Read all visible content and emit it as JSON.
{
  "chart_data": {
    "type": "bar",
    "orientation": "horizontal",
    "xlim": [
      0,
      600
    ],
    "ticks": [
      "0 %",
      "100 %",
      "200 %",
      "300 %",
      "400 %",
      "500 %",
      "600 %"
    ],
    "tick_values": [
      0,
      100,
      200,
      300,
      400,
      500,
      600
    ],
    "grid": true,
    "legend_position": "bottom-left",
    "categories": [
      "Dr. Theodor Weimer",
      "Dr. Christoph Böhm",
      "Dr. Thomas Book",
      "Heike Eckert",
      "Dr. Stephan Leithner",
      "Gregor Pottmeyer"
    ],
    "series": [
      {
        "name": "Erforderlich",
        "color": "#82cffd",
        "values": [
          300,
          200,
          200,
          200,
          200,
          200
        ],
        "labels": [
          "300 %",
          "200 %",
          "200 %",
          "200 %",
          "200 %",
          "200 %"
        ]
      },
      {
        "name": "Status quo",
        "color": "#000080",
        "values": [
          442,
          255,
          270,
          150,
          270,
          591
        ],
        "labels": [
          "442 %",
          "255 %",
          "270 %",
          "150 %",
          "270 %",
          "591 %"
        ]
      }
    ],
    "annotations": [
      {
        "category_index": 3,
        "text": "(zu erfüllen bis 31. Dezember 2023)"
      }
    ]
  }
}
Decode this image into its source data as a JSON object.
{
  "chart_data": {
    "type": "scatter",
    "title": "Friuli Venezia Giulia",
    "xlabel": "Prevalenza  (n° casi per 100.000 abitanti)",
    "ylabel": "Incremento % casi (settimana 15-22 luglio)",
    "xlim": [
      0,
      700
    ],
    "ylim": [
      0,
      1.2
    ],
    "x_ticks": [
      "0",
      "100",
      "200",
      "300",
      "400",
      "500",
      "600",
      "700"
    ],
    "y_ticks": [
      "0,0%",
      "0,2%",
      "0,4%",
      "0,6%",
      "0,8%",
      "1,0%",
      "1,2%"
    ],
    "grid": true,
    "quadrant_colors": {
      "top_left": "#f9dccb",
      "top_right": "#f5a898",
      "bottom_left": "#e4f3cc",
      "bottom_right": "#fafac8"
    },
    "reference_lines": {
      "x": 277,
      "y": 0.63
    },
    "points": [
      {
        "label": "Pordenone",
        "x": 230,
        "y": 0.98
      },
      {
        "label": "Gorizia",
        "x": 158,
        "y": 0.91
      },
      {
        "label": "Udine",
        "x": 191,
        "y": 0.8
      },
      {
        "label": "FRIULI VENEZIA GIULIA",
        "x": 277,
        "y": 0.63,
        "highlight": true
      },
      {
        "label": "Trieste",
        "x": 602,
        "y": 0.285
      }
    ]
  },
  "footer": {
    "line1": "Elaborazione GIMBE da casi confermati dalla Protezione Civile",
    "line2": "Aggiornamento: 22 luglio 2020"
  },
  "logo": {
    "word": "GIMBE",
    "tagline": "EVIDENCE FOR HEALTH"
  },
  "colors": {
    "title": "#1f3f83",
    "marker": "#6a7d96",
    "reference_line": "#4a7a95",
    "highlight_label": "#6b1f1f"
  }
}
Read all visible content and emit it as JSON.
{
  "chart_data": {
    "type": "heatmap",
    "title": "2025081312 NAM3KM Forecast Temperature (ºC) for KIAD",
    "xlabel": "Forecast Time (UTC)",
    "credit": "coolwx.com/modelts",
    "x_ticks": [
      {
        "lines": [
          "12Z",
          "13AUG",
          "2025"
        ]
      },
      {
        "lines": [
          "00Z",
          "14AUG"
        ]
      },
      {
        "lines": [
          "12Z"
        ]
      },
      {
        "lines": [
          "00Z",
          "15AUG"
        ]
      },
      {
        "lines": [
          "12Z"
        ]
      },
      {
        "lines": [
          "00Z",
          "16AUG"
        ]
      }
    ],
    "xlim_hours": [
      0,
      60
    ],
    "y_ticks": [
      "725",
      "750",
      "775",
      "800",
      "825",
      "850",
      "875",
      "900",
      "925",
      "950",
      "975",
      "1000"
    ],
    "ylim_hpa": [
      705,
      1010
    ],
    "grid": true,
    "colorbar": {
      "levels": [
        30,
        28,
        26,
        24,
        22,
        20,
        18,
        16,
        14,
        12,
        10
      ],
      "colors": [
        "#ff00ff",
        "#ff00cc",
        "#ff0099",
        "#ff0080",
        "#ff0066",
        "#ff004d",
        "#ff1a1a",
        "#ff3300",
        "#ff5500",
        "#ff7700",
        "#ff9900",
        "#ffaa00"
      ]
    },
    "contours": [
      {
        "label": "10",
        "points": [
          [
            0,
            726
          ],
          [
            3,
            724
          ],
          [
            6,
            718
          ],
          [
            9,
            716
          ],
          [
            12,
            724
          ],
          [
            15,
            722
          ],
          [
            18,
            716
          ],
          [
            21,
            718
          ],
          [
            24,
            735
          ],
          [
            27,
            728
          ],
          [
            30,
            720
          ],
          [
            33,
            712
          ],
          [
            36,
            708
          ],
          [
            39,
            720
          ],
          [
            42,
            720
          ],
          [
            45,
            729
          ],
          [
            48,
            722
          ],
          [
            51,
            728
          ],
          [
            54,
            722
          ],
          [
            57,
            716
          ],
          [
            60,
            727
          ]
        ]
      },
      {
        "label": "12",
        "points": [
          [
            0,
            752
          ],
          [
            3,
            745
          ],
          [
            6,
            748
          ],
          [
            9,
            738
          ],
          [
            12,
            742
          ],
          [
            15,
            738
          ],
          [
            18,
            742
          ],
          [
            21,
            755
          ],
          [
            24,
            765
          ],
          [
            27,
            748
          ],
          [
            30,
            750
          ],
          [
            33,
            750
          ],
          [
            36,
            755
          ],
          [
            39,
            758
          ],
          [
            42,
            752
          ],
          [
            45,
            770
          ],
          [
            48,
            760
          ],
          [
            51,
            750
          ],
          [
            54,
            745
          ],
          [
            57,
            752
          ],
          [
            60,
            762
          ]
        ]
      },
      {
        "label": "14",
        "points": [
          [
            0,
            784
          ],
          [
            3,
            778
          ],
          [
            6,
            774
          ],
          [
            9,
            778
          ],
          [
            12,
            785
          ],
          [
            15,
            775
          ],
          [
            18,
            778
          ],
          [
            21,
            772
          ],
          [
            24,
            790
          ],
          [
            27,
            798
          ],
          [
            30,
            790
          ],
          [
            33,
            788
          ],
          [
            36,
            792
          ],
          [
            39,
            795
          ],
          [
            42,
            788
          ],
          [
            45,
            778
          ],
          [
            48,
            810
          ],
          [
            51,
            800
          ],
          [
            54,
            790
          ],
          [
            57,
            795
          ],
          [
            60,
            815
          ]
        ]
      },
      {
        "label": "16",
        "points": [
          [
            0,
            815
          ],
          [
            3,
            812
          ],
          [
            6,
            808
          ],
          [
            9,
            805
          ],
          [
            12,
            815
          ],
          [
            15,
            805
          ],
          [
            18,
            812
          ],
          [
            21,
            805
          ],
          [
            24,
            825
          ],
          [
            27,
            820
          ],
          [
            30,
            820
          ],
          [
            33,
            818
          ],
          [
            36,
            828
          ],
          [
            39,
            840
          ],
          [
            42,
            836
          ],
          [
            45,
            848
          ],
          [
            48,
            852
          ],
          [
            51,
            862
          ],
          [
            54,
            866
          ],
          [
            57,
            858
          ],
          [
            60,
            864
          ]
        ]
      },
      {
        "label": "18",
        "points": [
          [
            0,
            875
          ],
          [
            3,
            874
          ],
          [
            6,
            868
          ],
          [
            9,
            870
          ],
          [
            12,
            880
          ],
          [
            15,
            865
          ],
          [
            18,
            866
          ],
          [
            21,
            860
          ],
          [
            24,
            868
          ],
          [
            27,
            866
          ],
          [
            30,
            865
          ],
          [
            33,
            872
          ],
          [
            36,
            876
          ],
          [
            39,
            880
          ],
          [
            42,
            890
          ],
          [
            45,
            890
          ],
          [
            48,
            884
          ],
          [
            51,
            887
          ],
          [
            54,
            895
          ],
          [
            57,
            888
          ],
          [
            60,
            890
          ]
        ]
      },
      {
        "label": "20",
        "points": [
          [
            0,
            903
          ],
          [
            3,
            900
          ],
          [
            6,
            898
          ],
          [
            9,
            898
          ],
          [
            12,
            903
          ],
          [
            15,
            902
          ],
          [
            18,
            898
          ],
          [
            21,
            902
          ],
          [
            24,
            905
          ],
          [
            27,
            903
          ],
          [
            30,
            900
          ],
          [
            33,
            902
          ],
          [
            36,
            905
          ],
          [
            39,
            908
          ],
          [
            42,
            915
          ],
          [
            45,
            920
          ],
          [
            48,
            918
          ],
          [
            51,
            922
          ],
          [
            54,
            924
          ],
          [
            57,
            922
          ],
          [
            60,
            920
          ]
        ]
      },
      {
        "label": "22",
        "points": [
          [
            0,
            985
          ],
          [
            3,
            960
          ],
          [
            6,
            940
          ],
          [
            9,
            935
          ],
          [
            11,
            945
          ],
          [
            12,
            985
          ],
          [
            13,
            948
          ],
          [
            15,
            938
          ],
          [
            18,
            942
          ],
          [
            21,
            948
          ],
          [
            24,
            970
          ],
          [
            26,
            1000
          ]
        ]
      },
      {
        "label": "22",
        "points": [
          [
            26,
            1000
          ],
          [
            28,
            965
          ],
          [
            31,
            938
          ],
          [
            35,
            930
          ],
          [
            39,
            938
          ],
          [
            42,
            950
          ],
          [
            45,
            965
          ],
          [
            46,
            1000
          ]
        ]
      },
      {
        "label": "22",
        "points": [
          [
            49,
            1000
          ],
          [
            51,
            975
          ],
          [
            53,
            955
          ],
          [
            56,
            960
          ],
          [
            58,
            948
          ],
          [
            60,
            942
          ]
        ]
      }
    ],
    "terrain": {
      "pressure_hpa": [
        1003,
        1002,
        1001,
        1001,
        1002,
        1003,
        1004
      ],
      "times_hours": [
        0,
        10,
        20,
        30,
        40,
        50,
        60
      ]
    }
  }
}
▬▬▬▬▬▬▬▬▬▬
_GIVEN INSTRUCTION_
Pull out every line above that holds the word "Forecast".

_WRITTEN RESPONSE_
    "title": "2025081312 NAM3KM Forecast Temperature (ºC) for KIAD",
    "xlabel": "Forecast Time (UTC)",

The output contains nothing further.